=== Exercise directions ===
Print the entire listing. Each line must match the original exactly.

########################################

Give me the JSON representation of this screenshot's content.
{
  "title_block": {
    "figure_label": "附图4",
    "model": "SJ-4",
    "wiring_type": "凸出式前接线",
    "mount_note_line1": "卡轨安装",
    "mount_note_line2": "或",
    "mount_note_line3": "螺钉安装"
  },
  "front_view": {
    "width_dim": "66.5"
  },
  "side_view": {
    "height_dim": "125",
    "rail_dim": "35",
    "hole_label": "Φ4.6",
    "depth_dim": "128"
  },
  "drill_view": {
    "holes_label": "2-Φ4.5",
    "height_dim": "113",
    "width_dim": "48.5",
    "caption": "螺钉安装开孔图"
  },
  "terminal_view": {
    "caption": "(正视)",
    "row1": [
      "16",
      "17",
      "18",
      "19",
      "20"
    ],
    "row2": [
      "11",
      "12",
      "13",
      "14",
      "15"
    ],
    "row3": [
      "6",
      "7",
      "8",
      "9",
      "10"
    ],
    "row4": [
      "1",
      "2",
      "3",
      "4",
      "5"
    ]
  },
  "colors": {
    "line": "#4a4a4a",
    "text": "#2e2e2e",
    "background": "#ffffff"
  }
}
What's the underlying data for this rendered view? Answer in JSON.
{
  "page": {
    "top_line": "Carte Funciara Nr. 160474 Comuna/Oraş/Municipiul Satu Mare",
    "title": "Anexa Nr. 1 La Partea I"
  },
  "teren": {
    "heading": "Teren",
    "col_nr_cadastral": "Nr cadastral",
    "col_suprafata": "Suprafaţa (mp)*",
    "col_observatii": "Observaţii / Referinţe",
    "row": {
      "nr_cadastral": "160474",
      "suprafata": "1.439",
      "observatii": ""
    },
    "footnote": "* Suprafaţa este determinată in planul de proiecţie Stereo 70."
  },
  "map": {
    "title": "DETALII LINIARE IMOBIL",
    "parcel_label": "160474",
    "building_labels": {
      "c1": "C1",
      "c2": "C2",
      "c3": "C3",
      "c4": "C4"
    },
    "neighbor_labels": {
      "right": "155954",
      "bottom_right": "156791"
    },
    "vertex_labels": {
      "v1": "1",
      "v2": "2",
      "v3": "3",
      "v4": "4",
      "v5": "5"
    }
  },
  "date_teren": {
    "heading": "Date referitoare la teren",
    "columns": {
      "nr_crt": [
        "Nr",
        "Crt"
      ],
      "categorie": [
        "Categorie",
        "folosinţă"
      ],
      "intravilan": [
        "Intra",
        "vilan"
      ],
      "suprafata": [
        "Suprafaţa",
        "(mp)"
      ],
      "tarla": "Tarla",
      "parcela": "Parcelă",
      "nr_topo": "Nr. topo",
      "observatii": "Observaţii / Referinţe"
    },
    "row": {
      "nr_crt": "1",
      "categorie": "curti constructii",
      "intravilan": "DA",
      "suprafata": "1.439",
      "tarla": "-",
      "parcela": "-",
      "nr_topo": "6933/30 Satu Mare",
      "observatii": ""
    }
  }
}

########################################

=== Response below ===
Give me the JSON representation of this screenshot's content.
{
  "title_block": {
    "figure_label": "附图4",
    "model": "SJ-4",
    "wiring_type": "凸出式前接线",
    "mount_note_line1": "卡轨安装",
    "mount_note_line2": "或",
    "mount_note_line3": "螺钉安装"
  },
  "front_view": {
    "width_dim": "66.5"
  },
  "side_view": {
    "height_dim": "125",
    "rail_dim": "35",
    "hole_label": "Φ4.6",
    "depth_dim": "128"
  },
  "drill_view": {
    "holes_label": "2-Φ4.5",
    "height_dim": "113",
    "width_dim": "48.5",
    "caption": "螺钉安装开孔图"
  },
  "terminal_view": {
    "caption": "(正视)",
    "row1": [
      "16",
      "17",
      "18",
      "19",
      "20"
    ],
    "row2": [
      "11",
      "12",
      "13",
      "14",
      "15"
    ],
    "row3": [
      "6",
      "7",
      "8",
      "9",
      "10"
    ],
    "row4": [
      "1",
      "2",
      "3",
      "4",
      "5"
    ]
  },
  "colors": {
    "line": "#4a4a4a",
    "text": "#2e2e2e",
    "background": "#ffffff"
  }
}
What's the underlying data for this rendered view? Answer in JSON.
{
  "page": {
    "top_line": "Carte Funciara Nr. 160474 Comuna/Oraş/Municipiul Satu Mare",
    "title": "Anexa Nr. 1 La Partea I"
  },
  "teren": {
    "heading": "Teren",
    "col_nr_cadastral": "Nr cadastral",
    "col_suprafata": "Suprafaţa (mp)*",
    "col_observatii": "Observaţii / Referinţe",
    "row": {
      "nr_cadastral": "160474",
      "suprafata": "1.439",
      "observatii": ""
    },
    "footnote": "* Suprafaţa este determinată in planul de proiecţie Stereo 70."
  },
  "map": {
    "title": "DETALII LINIARE IMOBIL",
    "parcel_label": "160474",
    "building_labels": {
      "c1": "C1",
      "c2": "C2",
      "c3": "C3",
      "c4": "C4"
    },
    "neighbor_labels": {
      "right": "155954",
      "bottom_right": "156791"
    },
    "vertex_labels": {
      "v1": "1",
      "v2": "2",
      "v3": "3",
      "v4": "4",
      "v5": "5"
    }
  },
  "date_teren": {
    "heading": "Date referitoare la teren",
    "columns": {
      "nr_crt": [
        "Nr",
        "Crt"
      ],
      "categorie": [
        "Categorie",
        "folosinţă"
      ],
      "intravilan": [
        "Intra",
        "vilan"
      ],
      "suprafata": [
        "Suprafaţa",
        "(mp)"
      ],
      "tarla": "Tarla",
      "parcela": "Parcelă",
      "nr_topo": "Nr. topo",
      "observatii": "Observaţii / Referinţe"
    },
    "row": {
      "nr_crt": "1",
      "categorie": "curti constructii",
      "intravilan": "DA",
      "suprafata": "1.439",
      "tarla": "-",
      "parcela": "-",
      "nr_topo": "6933/30 Satu Mare",
      "observatii": ""
    }
  }
}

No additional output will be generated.